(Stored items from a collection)
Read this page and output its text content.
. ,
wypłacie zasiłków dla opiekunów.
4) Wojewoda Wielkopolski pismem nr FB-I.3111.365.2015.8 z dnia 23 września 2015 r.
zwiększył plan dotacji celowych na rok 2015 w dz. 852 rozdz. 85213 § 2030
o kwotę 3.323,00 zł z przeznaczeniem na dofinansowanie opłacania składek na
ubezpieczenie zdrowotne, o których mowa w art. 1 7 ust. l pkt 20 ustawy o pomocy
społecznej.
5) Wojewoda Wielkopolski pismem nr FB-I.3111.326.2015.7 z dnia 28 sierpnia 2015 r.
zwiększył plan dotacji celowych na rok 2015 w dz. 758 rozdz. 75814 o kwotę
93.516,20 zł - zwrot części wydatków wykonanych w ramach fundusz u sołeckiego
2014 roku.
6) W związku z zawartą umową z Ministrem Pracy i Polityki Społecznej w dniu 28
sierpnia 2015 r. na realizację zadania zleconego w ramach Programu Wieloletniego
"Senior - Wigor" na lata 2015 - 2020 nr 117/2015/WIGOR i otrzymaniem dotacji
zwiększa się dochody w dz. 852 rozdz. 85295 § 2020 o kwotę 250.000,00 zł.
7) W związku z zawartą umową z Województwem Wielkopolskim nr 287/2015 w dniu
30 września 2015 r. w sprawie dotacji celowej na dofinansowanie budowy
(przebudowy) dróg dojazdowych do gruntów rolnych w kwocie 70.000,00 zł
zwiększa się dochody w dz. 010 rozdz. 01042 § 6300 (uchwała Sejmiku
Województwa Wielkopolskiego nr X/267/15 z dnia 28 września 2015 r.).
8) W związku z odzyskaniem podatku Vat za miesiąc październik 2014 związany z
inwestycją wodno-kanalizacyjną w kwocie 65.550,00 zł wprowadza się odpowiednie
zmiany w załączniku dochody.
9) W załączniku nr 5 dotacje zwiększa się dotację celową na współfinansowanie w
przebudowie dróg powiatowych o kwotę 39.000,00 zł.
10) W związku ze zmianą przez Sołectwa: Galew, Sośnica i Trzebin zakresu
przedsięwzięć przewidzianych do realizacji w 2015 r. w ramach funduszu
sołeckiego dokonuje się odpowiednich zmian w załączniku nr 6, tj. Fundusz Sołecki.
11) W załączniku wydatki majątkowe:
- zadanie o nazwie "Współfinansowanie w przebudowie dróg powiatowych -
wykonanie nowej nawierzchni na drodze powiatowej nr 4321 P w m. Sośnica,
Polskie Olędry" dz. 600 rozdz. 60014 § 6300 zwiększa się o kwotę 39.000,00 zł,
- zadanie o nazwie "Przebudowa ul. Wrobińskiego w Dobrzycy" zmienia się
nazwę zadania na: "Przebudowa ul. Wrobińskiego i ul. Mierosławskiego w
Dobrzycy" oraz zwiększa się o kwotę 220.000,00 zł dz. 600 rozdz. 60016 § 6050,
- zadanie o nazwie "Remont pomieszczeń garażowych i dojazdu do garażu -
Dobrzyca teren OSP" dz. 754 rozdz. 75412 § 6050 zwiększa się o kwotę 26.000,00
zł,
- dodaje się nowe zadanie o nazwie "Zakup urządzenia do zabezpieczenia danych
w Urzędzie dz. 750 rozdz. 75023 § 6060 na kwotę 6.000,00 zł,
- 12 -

● **Task goal**:
Gather all the lines that include the word "zwiększył" and copy them out.

● **Solution**:
zwiększył plan dotacji celowych na rok 2015 w dz. 852 rozdz. 85213 § 2030
zwiększył plan dotacji celowych na rok 2015 w dz. 758 rozdz. 75814 o kwotę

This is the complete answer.